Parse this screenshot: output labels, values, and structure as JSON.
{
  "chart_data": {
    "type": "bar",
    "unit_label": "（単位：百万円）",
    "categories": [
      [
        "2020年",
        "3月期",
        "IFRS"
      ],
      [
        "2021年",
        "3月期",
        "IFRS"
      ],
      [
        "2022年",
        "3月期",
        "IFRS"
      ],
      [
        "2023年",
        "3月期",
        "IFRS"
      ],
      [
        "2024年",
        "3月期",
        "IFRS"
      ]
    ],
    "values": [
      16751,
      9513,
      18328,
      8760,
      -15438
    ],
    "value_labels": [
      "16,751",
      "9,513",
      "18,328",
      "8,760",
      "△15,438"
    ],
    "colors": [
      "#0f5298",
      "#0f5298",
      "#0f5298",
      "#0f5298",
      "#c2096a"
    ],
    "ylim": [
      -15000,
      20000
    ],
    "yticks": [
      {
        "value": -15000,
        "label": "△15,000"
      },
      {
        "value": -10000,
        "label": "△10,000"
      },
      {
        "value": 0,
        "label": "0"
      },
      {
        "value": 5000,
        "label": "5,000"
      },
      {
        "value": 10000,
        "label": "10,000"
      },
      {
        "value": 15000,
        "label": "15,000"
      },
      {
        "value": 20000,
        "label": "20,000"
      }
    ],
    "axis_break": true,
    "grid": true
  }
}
==================================================
TASK PROMPT:
Write down every line of the data exactly as it appears above.

REPLY TO THE TASK:
Parse this screenshot: output labels, values, and structure as JSON.
{
  "chart_data": {
    "type": "bar",
    "unit_label": "（単位：百万円）",
    "categories": [
      [
        "2020年",
        "3月期",
        "IFRS"
      ],
      [
        "2021年",
        "3月期",
        "IFRS"
      ],
      [
        "2022年",
        "3月期",
        "IFRS"
      ],
      [
        "2023年",
        "3月期",
        "IFRS"
      ],
      [
        "2024年",
        "3月期",
        "IFRS"
      ]
    ],
    "values": [
      16751,
      9513,
      18328,
      8760,
      -15438
    ],
    "value_labels": [
      "16,751",
      "9,513",
      "18,328",
      "8,760",
      "△15,438"
    ],
    "colors": [
      "#0f5298",
      "#0f5298",
      "#0f5298",
      "#0f5298",
      "#c2096a"
    ],
    "ylim": [
      -15000,
      20000
    ],
    "yticks": [
      {
        "value": -15000,
        "label": "△15,000"
      },
      {
        "value": -10000,
        "label": "△10,000"
      },
      {
        "value": 0,
        "label": "0"
      },
      {
        "value": 5000,
        "label": "5,000"
      },
      {
        "value": 10000,
        "label": "10,000"
      },
      {
        "value": 15000,
        "label": "15,000"
      },
      {
        "value": 20000,
        "label": "20,000"
      }
    ],
    "axis_break": true,
    "grid": true
  }
}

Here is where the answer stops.